**ABOUT THIS EXERCISE**
Please return the listing below exactly, without any of its pictures.

**ENTRIES PROVIDED**
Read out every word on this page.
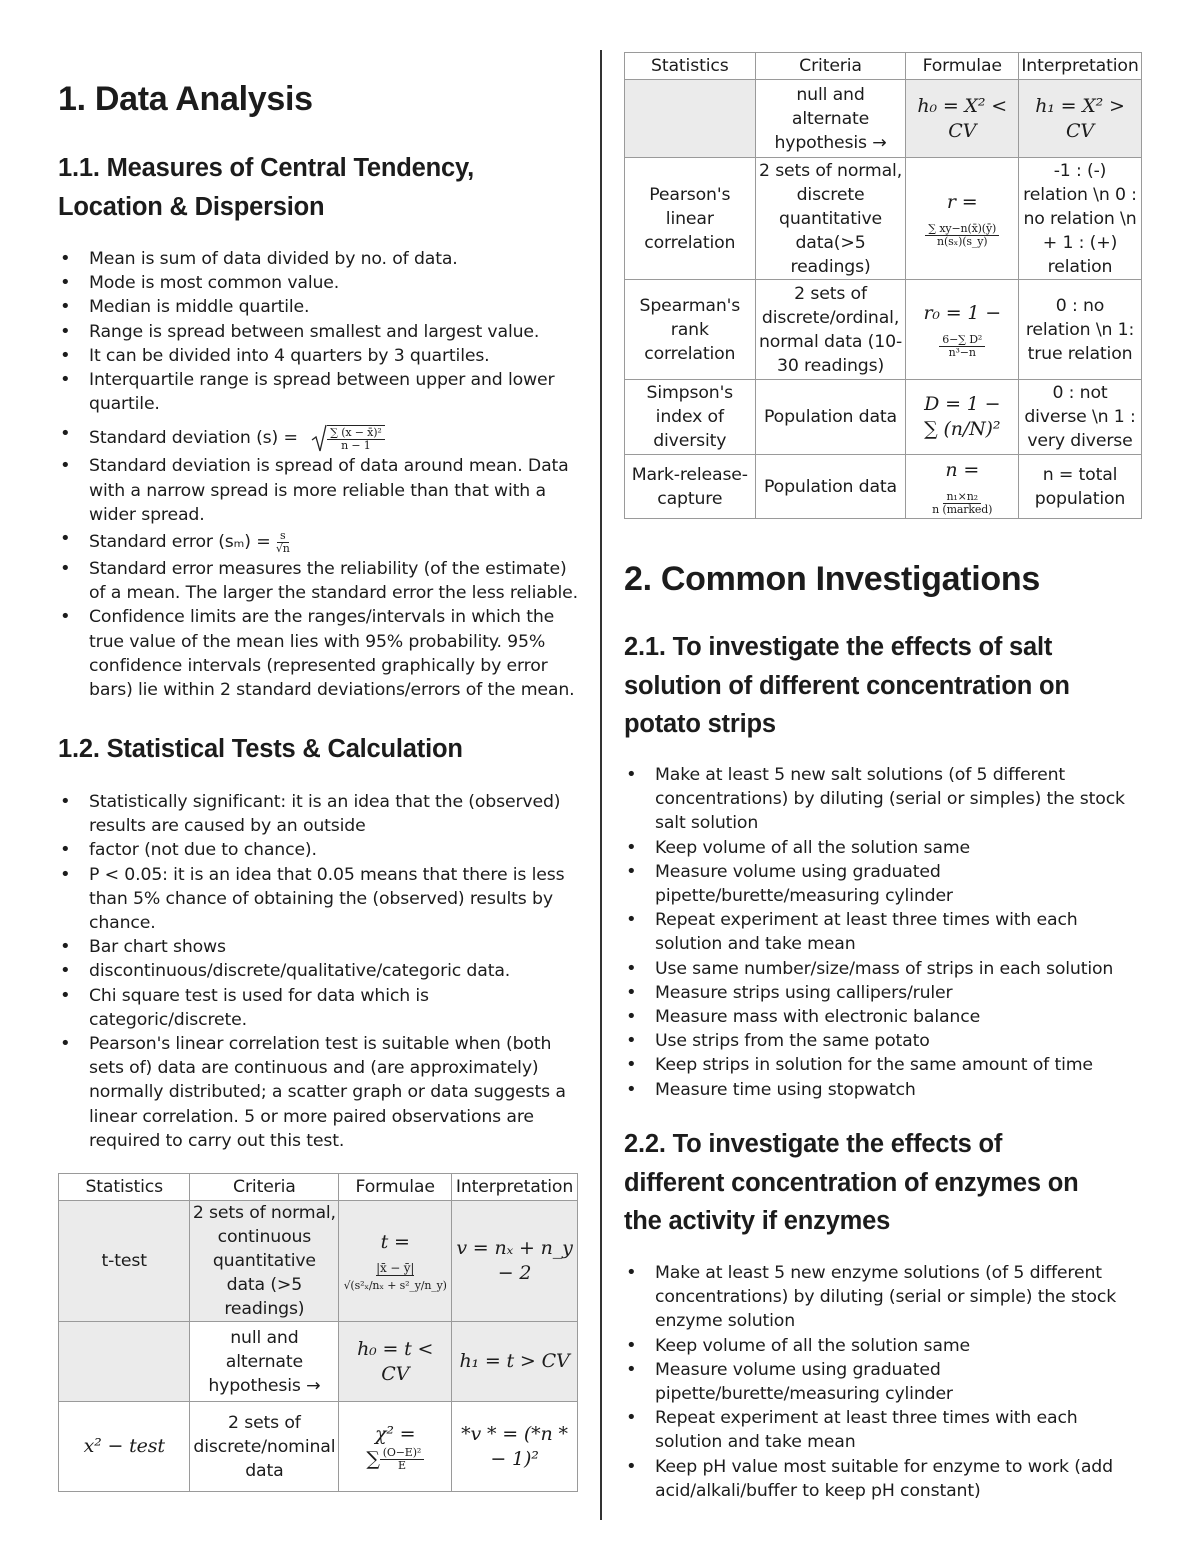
1. Data Analysis
1.1. Measures of Central Tendency,
Location & Dispersion
• Mean is sum of data divided by no. of data.
• Mode is most common value.
• Median is middle quartile.
• Range is spread between smallest and largest value.
• It can be divided into 4 quarters by 3 quartiles.
• Interquartile range is spread between upper and lower quartile.
• Standard deviation $(s) = \frac{\text{∑ (x − x̄)²}}{n - 1}$
• Standard deviation is spread of data around mean. Data with a narrow spread is more reliable than that with a wider spread.
• Standard error $(s_m) = \frac{s}{√n}$
• Standard error measures the reliability (of the estimate) of a mean. The larger the standard error the less reliable.
• Confidence limits are the ranges/intervals in which the true value of the mean lies with 95% probability. 95% confidence intervals (represented graphically by error bars) lie within 2 standard deviations/errors of the mean.
1.2. Statistical Tests & Calculation
• Statistically significant: it is an idea that the (observed) results are caused by an outside
• factor (not due to chance).
• P < 0.05: it is an idea that 0.05 means that there is less than 5% chance of obtaining the (observed) results by chance.
• Bar chart shows
• discontinuous/discrete/qualitative/categoric data.
• Chi square test is used for data which is categoric/discrete.
• Pearson's linear correlation test is suitable when (both sets of) data are continuous and (are approximately) normally distributed; a scatter graph or data suggests a linear correlation. 5 or more paired observations are required to carry out this test.
Statistics	Criteria	Formulae	Interpretation
t-test	2 sets of normal, continuous quantitative data (>5 readings)	t =
|x̄ − ȳ|
√(s²ₓ/nₓ + s²_y/n_y)	v = nₓ + n_y − 2
	null and alternate hypothesis →	h₀ = t < CV	h₁ = t > CV
x² − test	2 sets of discrete/nominal data	χ² =
∑ $\frac{\text{(O−E)²}}{E}$	*v * = (*n * − 1)²
Statistics	Criteria	Formulae	Interpretation
	null and alternate hypothesis →	h₀ = X² < CV	h₁ = X² > CV
Pearson's linear correlation	2 sets of normal, discrete quantitative data(>5 readings)	r =
$\frac{\sum xy-n(x̄)(ȳ)}{\text{n(sₓ)(s\_y)}}$	-1 : (-) relation \n 0 : no relation \n + 1 : (+) relation
Spearman's rank correlation	2 sets of discrete/ordinal, normal data (10-30 readings)	r₀ = 1 −
$\frac{\text{6−∑ D²}}{\text{n³−n}}$	0 : no relation \n 1: true relation
Simpson's index of diversity	Population data	D = 1 −
∑ (n/N)²	0 : not diverse \n 1 : very diverse
Mark-release-capture	Population data	n =
$\frac{\text{n₁×n₂}}{\text{n (marked)}}$	n = total population
2. Common Investigations
2.1. To investigate the effects of salt
solution of different concentration on
potato strips
• Make at least 5 new salt solutions (of 5 different concentrations) by diluting (serial or simples) the stock salt solution
• Keep volume of all the solution same
• Measure volume using graduated pipette/burette/measuring cylinder
• Repeat experiment at least three times with each solution and take mean
• Use same number/size/mass of strips in each solution
• Measure strips using callipers/ruler
• Measure mass with electronic balance
• Use strips from the same potato
• Keep strips in solution for the same amount of time
• Measure time using stopwatch
2.2. To investigate the effects of
different concentration of enzymes on
the activity if enzymes
• Make at least 5 new enzyme solutions (of 5 different concentrations) by diluting (serial or simple) the stock enzyme solution
• Keep volume of all the solution same
• Measure volume using graduated pipette/burette/measuring cylinder
• Repeat experiment at least three times with each solution and take mean
• Keep pH value most suitable for enzyme to work (add acid/alkali/buffer to keep pH constant)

**RESPONSE**
Read out every word on this page.
1. Data Analysis
1.1. Measures of Central Tendency,
Location & Dispersion
• Mean is sum of data divided by no. of data.
• Mode is most common value.
• Median is middle quartile.
• Range is spread between smallest and largest value.
• It can be divided into 4 quarters by 3 quartiles.
• Interquartile range is spread between upper and lower quartile.
• Standard deviation $(s) = \frac{\text{∑ (x − x̄)²}}{n - 1}$
• Standard deviation is spread of data around mean. Data with a narrow spread is more reliable than that with a wider spread.
• Standard error $(s_m) = \frac{s}{√n}$
• Standard error measures the reliability (of the estimate) of a mean. The larger the standard error the less reliable.
• Confidence limits are the ranges/intervals in which the true value of the mean lies with 95% probability. 95% confidence intervals (represented graphically by error bars) lie within 2 standard deviations/errors of the mean.
1.2. Statistical Tests & Calculation
• Statistically significant: it is an idea that the (observed) results are caused by an outside
• factor (not due to chance).
• P < 0.05: it is an idea that 0.05 means that there is less than 5% chance of obtaining the (observed) results by chance.
• Bar chart shows
• discontinuous/discrete/qualitative/categoric data.
• Chi square test is used for data which is categoric/discrete.
• Pearson's linear correlation test is suitable when (both sets of) data are continuous and (are approximately) normally distributed; a scatter graph or data suggests a linear correlation. 5 or more paired observations are required to carry out this test.
Statistics	Criteria	Formulae	Interpretation
t-test	2 sets of normal, continuous quantitative data (>5 readings)	t =
|x̄ − ȳ|
√(s²ₓ/nₓ + s²_y/n_y)	v = nₓ + n_y − 2
	null and alternate hypothesis →	h₀ = t < CV	h₁ = t > CV
x² − test	2 sets of discrete/nominal data	χ² =
∑ $\frac{\text{(O−E)²}}{E}$	*v * = (*n * − 1)²
Statistics	Criteria	Formulae	Interpretation
	null and alternate hypothesis →	h₀ = X² < CV	h₁ = X² > CV
Pearson's linear correlation	2 sets of normal, discrete quantitative data(>5 readings)	r =
$\frac{\sum xy-n(x̄)(ȳ)}{\text{n(sₓ)(s\_y)}}$	-1 : (-) relation \n 0 : no relation \n + 1 : (+) relation
Spearman's rank correlation	2 sets of discrete/ordinal, normal data (10-30 readings)	r₀ = 1 −
$\frac{\text{6−∑ D²}}{\text{n³−n}}$	0 : no relation \n 1: true relation
Simpson's index of diversity	Population data	D = 1 −
∑ (n/N)²	0 : not diverse \n 1 : very diverse
Mark-release-capture	Population data	n =
$\frac{\text{n₁×n₂}}{\text{n (marked)}}$	n = total population
2. Common Investigations
2.1. To investigate the effects of salt
solution of different concentration on
potato strips
• Make at least 5 new salt solutions (of 5 different concentrations) by diluting (serial or simples) the stock salt solution
• Keep volume of all the solution same
• Measure volume using graduated pipette/burette/measuring cylinder
• Repeat experiment at least three times with each solution and take mean
• Use same number/size/mass of strips in each solution
• Measure strips using callipers/ruler
• Measure mass with electronic balance
• Use strips from the same potato
• Keep strips in solution for the same amount of time
• Measure time using stopwatch
2.2. To investigate the effects of
different concentration of enzymes on
the activity if enzymes
• Make at least 5 new enzyme solutions (of 5 different concentrations) by diluting (serial or simple) the stock enzyme solution
• Keep volume of all the solution same
• Measure volume using graduated pipette/burette/measuring cylinder
• Repeat experiment at least three times with each solution and take mean
• Keep pH value most suitable for enzyme to work (add acid/alkali/buffer to keep pH constant)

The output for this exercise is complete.